What the task asks: Write the material out again exactly.
** BEGIN **
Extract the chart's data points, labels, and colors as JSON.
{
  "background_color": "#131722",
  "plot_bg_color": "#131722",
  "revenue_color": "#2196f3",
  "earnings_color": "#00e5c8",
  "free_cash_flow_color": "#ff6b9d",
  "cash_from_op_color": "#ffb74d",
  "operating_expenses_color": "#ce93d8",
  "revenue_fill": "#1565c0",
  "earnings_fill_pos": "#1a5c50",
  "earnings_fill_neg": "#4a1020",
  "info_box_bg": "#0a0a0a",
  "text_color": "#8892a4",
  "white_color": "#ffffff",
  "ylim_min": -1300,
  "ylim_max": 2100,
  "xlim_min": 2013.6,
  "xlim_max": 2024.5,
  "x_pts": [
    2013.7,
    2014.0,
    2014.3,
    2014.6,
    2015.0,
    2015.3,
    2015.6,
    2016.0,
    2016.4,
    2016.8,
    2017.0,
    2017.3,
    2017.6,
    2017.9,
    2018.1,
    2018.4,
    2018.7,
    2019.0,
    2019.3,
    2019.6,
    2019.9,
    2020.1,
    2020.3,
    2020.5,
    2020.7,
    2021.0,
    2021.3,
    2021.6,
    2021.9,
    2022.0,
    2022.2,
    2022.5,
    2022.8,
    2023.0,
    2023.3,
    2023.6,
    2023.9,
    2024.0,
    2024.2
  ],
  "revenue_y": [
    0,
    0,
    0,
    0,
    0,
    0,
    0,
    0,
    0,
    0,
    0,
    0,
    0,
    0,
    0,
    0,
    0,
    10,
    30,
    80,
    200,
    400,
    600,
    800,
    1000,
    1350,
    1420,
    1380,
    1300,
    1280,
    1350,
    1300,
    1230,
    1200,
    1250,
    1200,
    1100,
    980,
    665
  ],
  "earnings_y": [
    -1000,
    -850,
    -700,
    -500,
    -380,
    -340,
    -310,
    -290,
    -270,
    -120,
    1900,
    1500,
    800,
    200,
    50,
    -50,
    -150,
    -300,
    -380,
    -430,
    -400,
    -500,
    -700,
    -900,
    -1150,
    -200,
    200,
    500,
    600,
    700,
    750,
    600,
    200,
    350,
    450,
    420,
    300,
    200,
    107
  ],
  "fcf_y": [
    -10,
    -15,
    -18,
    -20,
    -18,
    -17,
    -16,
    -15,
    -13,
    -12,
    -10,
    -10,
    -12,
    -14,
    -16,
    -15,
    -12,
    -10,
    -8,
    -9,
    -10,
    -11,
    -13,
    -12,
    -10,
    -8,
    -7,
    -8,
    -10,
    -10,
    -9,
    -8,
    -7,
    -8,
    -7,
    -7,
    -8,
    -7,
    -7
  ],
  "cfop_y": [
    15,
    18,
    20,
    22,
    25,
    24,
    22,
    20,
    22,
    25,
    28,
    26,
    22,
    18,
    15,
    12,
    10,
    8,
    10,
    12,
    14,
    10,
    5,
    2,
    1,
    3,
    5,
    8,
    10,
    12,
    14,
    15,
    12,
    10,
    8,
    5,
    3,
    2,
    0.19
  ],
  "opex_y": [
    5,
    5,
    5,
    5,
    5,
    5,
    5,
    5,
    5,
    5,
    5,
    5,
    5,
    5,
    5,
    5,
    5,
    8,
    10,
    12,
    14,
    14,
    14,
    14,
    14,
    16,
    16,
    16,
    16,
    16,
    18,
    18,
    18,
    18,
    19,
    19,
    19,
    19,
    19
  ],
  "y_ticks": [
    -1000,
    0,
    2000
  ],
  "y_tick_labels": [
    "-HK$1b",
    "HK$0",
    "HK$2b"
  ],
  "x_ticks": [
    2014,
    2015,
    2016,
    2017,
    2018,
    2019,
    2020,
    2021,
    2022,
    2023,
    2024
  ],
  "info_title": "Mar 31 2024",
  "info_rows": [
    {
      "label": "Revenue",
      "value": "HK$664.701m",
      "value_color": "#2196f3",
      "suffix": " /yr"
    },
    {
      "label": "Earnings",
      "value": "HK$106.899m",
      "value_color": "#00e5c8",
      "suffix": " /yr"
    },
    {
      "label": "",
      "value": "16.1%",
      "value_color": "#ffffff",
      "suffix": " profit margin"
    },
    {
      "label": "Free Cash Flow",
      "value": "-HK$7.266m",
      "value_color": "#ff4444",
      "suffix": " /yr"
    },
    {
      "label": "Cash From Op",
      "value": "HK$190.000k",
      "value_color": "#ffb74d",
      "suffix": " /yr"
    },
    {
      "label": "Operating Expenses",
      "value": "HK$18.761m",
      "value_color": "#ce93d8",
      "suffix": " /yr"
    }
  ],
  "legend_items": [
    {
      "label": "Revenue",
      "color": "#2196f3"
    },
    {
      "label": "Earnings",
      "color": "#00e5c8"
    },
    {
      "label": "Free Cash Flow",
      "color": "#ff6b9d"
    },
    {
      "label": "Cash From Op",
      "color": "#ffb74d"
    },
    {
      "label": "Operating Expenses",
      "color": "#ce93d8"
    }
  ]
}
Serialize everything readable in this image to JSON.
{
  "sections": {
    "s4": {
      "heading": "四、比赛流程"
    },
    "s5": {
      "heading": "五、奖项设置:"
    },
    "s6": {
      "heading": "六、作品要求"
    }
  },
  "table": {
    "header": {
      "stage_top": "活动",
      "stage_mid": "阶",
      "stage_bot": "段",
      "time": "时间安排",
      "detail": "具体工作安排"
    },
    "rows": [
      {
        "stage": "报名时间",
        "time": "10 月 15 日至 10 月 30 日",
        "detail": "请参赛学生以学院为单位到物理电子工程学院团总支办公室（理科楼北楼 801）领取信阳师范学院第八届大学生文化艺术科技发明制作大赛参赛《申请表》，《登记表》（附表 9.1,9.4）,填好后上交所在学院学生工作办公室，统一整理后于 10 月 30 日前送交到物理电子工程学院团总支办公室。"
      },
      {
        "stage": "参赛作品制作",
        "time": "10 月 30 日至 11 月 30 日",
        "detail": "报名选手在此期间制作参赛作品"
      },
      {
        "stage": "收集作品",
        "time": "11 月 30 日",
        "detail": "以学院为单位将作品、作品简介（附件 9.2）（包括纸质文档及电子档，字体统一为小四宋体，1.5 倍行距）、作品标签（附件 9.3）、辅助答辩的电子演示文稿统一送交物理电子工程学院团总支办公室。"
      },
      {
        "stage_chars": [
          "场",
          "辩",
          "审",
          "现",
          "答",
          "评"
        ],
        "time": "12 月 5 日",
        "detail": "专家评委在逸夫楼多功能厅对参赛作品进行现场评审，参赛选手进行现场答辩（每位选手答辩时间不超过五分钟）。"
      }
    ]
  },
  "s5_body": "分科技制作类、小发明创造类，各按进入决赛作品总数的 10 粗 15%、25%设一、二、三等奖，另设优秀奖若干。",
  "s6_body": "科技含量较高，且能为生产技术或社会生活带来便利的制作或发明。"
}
** END **
Reply:
Extract the chart's data points, labels, and colors as JSON.
{
  "background_color": "#131722",
  "plot_bg_color": "#131722",
  "revenue_color": "#2196f3",
  "earnings_color": "#00e5c8",
  "free_cash_flow_color": "#ff6b9d",
  "cash_from_op_color": "#ffb74d",
  "operating_expenses_color": "#ce93d8",
  "revenue_fill": "#1565c0",
  "earnings_fill_pos": "#1a5c50",
  "earnings_fill_neg": "#4a1020",
  "info_box_bg": "#0a0a0a",
  "text_color": "#8892a4",
  "white_color": "#ffffff",
  "ylim_min": -1300,
  "ylim_max": 2100,
  "xlim_min": 2013.6,
  "xlim_max": 2024.5,
  "x_pts": [
    2013.7,
    2014.0,
    2014.3,
    2014.6,
    2015.0,
    2015.3,
    2015.6,
    2016.0,
    2016.4,
    2016.8,
    2017.0,
    2017.3,
    2017.6,
    2017.9,
    2018.1,
    2018.4,
    2018.7,
    2019.0,
    2019.3,
    2019.6,
    2019.9,
    2020.1,
    2020.3,
    2020.5,
    2020.7,
    2021.0,
    2021.3,
    2021.6,
    2021.9,
    2022.0,
    2022.2,
    2022.5,
    2022.8,
    2023.0,
    2023.3,
    2023.6,
    2023.9,
    2024.0,
    2024.2
  ],
  "revenue_y": [
    0,
    0,
    0,
    0,
    0,
    0,
    0,
    0,
    0,
    0,
    0,
    0,
    0,
    0,
    0,
    0,
    0,
    10,
    30,
    80,
    200,
    400,
    600,
    800,
    1000,
    1350,
    1420,
    1380,
    1300,
    1280,
    1350,
    1300,
    1230,
    1200,
    1250,
    1200,
    1100,
    980,
    665
  ],
  "earnings_y": [
    -1000,
    -850,
    -700,
    -500,
    -380,
    -340,
    -310,
    -290,
    -270,
    -120,
    1900,
    1500,
    800,
    200,
    50,
    -50,
    -150,
    -300,
    -380,
    -430,
    -400,
    -500,
    -700,
    -900,
    -1150,
    -200,
    200,
    500,
    600,
    700,
    750,
    600,
    200,
    350,
    450,
    420,
    300,
    200,
    107
  ],
  "fcf_y": [
    -10,
    -15,
    -18,
    -20,
    -18,
    -17,
    -16,
    -15,
    -13,
    -12,
    -10,
    -10,
    -12,
    -14,
    -16,
    -15,
    -12,
    -10,
    -8,
    -9,
    -10,
    -11,
    -13,
    -12,
    -10,
    -8,
    -7,
    -8,
    -10,
    -10,
    -9,
    -8,
    -7,
    -8,
    -7,
    -7,
    -8,
    -7,
    -7
  ],
  "cfop_y": [
    15,
    18,
    20,
    22,
    25,
    24,
    22,
    20,
    22,
    25,
    28,
    26,
    22,
    18,
    15,
    12,
    10,
    8,
    10,
    12,
    14,
    10,
    5,
    2,
    1,
    3,
    5,
    8,
    10,
    12,
    14,
    15,
    12,
    10,
    8,
    5,
    3,
    2,
    0.19
  ],
  "opex_y": [
    5,
    5,
    5,
    5,
    5,
    5,
    5,
    5,
    5,
    5,
    5,
    5,
    5,
    5,
    5,
    5,
    5,
    8,
    10,
    12,
    14,
    14,
    14,
    14,
    14,
    16,
    16,
    16,
    16,
    16,
    18,
    18,
    18,
    18,
    19,
    19,
    19,
    19,
    19
  ],
  "y_ticks": [
    -1000,
    0,
    2000
  ],
  "y_tick_labels": [
    "-HK$1b",
    "HK$0",
    "HK$2b"
  ],
  "x_ticks": [
    2014,
    2015,
    2016,
    2017,
    2018,
    2019,
    2020,
    2021,
    2022,
    2023,
    2024
  ],
  "info_title": "Mar 31 2024",
  "info_rows": [
    {
      "label": "Revenue",
      "value": "HK$664.701m",
      "value_color": "#2196f3",
      "suffix": " /yr"
    },
    {
      "label": "Earnings",
      "value": "HK$106.899m",
      "value_color": "#00e5c8",
      "suffix": " /yr"
    },
    {
      "label": "",
      "value": "16.1%",
      "value_color": "#ffffff",
      "suffix": " profit margin"
    },
    {
      "label": "Free Cash Flow",
      "value": "-HK$7.266m",
      "value_color": "#ff4444",
      "suffix": " /yr"
    },
    {
      "label": "Cash From Op",
      "value": "HK$190.000k",
      "value_color": "#ffb74d",
      "suffix": " /yr"
    },
    {
      "label": "Operating Expenses",
      "value": "HK$18.761m",
      "value_color": "#ce93d8",
      "suffix": " /yr"
    }
  ],
  "legend_items": [
    {
      "label": "Revenue",
      "color": "#2196f3"
    },
    {
      "label": "Earnings",
      "color": "#00e5c8"
    },
    {
      "label": "Free Cash Flow",
      "color": "#ff6b9d"
    },
    {
      "label": "Cash From Op",
      "color": "#ffb74d"
    },
    {
      "label": "Operating Expenses",
      "color": "#ce93d8"
    }
  ]
}
Serialize everything readable in this image to JSON.
{
  "sections": {
    "s4": {
      "heading": "四、比赛流程"
    },
    "s5": {
      "heading": "五、奖项设置:"
    },
    "s6": {
      "heading": "六、作品要求"
    }
  },
  "table": {
    "header": {
      "stage_top": "活动",
      "stage_mid": "阶",
      "stage_bot": "段",
      "time": "时间安排",
      "detail": "具体工作安排"
    },
    "rows": [
      {
        "stage": "报名时间",
        "time": "10 月 15 日至 10 月 30 日",
        "detail": "请参赛学生以学院为单位到物理电子工程学院团总支办公室（理科楼北楼 801）领取信阳师范学院第八届大学生文化艺术科技发明制作大赛参赛《申请表》，《登记表》（附表 9.1,9.4）,填好后上交所在学院学生工作办公室，统一整理后于 10 月 30 日前送交到物理电子工程学院团总支办公室。"
      },
      {
        "stage": "参赛作品制作",
        "time": "10 月 30 日至 11 月 30 日",
        "detail": "报名选手在此期间制作参赛作品"
      },
      {
        "stage": "收集作品",
        "time": "11 月 30 日",
        "detail": "以学院为单位将作品、作品简介（附件 9.2）（包括纸质文档及电子档，字体统一为小四宋体，1.5 倍行距）、作品标签（附件 9.3）、辅助答辩的电子演示文稿统一送交物理电子工程学院团总支办公室。"
      },
      {
        "stage_chars": [
          "场",
          "辩",
          "审",
          "现",
          "答",
          "评"
        ],
        "time": "12 月 5 日",
        "detail": "专家评委在逸夫楼多功能厅对参赛作品进行现场评审，参赛选手进行现场答辩（每位选手答辩时间不超过五分钟）。"
      }
    ]
  },
  "s5_body": "分科技制作类、小发明创造类，各按进入决赛作品总数的 10 粗 15%、25%设一、二、三等奖，另设优秀奖若干。",
  "s6_body": "科技含量较高，且能为生产技术或社会生活带来便利的制作或发明。"
}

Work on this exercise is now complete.